* START Raw data *

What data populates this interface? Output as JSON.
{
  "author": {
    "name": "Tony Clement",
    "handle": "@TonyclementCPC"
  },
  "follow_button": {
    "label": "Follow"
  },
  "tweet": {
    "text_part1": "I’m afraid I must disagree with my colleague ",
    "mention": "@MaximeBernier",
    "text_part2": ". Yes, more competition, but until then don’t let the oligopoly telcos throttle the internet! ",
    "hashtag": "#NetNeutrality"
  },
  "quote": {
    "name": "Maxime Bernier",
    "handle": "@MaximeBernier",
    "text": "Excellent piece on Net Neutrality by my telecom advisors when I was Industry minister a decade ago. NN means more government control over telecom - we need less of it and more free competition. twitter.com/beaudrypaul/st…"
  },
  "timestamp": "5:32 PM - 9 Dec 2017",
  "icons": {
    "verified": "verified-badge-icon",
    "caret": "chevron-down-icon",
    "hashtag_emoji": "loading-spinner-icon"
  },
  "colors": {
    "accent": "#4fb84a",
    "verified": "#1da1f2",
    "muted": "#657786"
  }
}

* END Raw data *

Each line in the listing above either holds the string "handle" or does not; state how many do, giving the number only.

» **Exercise result**
2